___ DOCUMENT PASSAGE
Cloud Native 20 min read

Mastering K8s Application Lifecycle: Health Checks, Graceful Shutdown, Metrics & Tracing

This article explains how developers and operators should prepare a Go‑based service for Kubernetes by implementing health‑check endpoints, graceful shutdown handling, metrics exposure, tracing integration, standardized logging, and operational best practices such as stateless design, high availability, self‑healing, and HTTPS configuration.

Ops Development Stories

May 18, 2022

Mastering K8s Application Lifecycle: Health Checks, Graceful Shutdown, Metrics & Tracing

In the whole lifecycle of an application, development and operations are inseparable. When deploying to Kubernetes, both sides have responsibilities.

Development Side

From the development perspective, the application should provide the following capabilities:

Health check endpoint

Graceful shutdown

Metrics endpoint

Trace integration

Standardized log output

Define health check endpoint

The health check endpoint is used by Kubernetes readiness and liveness probes to determine if the pod is ready or alive. If not defined, Kubernetes cannot assess the application’s health.
______
* [TASK]
According to the Kubernetes lifecycle article, what happens if a health check endpoint is not defined? The records come from a separate source.
___ DATA ROWS
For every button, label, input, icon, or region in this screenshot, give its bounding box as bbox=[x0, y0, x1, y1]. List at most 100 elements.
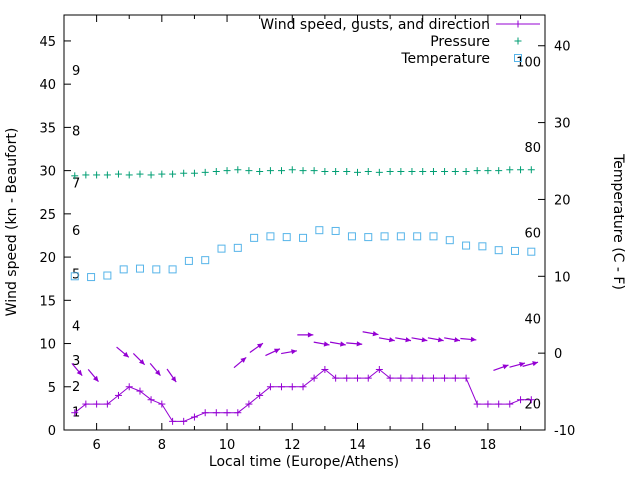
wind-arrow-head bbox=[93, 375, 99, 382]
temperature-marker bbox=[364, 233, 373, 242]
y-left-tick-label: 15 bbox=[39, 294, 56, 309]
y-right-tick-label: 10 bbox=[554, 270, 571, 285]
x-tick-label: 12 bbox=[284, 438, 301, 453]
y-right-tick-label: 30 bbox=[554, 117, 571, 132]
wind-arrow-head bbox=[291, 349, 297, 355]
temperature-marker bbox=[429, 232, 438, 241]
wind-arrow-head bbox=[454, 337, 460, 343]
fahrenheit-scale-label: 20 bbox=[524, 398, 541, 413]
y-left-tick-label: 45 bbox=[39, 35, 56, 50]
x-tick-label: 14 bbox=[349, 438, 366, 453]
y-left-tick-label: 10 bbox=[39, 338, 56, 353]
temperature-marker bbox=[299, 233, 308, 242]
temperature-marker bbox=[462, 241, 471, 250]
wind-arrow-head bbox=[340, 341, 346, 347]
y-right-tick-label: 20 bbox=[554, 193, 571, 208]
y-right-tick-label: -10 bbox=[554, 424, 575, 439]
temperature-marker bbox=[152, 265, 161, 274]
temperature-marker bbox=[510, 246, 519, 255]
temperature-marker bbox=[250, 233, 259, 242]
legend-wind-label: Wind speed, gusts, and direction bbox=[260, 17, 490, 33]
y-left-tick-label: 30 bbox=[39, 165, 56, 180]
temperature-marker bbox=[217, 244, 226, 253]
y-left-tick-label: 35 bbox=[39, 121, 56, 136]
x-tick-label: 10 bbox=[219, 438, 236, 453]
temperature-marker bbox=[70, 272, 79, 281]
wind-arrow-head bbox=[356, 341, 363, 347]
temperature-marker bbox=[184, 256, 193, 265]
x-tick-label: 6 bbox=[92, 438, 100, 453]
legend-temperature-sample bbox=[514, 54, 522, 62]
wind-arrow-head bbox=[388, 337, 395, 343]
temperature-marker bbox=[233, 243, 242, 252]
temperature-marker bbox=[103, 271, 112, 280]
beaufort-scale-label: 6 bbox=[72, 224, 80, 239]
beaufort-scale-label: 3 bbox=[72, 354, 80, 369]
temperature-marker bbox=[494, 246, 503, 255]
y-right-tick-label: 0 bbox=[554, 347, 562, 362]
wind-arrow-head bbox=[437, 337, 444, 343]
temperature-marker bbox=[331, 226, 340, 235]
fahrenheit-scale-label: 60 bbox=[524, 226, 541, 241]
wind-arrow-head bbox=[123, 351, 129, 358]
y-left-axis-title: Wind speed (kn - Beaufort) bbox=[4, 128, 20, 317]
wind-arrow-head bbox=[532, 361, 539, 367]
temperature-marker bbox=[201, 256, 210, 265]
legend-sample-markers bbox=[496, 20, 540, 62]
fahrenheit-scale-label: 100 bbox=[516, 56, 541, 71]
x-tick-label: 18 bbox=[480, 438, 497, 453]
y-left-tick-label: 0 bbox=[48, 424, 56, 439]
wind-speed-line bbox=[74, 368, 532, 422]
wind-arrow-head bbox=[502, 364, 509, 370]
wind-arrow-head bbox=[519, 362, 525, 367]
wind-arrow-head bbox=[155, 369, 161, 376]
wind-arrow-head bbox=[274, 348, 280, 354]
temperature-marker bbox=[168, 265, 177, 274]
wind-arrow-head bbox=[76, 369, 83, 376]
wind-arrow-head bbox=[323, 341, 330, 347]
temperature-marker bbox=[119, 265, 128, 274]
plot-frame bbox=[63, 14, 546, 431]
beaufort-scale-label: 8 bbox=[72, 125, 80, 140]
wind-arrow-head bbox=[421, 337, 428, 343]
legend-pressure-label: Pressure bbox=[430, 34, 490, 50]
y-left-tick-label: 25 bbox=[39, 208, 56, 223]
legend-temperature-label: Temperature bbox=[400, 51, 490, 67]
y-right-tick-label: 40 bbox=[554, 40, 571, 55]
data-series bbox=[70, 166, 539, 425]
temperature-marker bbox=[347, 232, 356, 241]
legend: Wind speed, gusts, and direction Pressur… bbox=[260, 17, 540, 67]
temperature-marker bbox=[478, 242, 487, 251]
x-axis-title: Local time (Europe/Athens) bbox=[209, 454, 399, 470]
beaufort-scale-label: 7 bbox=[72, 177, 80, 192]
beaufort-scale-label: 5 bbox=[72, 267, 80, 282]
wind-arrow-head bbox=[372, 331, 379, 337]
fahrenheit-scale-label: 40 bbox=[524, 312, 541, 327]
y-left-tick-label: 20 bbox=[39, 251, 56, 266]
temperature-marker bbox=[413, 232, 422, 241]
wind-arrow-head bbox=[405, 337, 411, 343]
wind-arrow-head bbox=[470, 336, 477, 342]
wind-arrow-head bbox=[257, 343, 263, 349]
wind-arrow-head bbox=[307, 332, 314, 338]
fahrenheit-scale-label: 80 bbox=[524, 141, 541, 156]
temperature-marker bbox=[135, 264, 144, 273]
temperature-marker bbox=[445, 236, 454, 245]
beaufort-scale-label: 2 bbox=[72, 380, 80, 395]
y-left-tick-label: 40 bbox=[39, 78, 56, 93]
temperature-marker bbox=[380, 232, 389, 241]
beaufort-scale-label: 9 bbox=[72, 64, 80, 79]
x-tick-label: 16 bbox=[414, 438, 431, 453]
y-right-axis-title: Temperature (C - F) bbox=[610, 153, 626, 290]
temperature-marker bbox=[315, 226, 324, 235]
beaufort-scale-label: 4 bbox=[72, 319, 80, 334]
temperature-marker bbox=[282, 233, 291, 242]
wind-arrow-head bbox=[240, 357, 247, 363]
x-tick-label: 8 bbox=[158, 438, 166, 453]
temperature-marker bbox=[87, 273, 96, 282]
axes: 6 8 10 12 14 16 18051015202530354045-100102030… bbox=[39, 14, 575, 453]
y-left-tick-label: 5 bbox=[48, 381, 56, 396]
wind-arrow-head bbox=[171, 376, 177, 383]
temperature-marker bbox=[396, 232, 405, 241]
______
* [EXERCISE ANSWER]
Kubernetes cannot assess the application's health.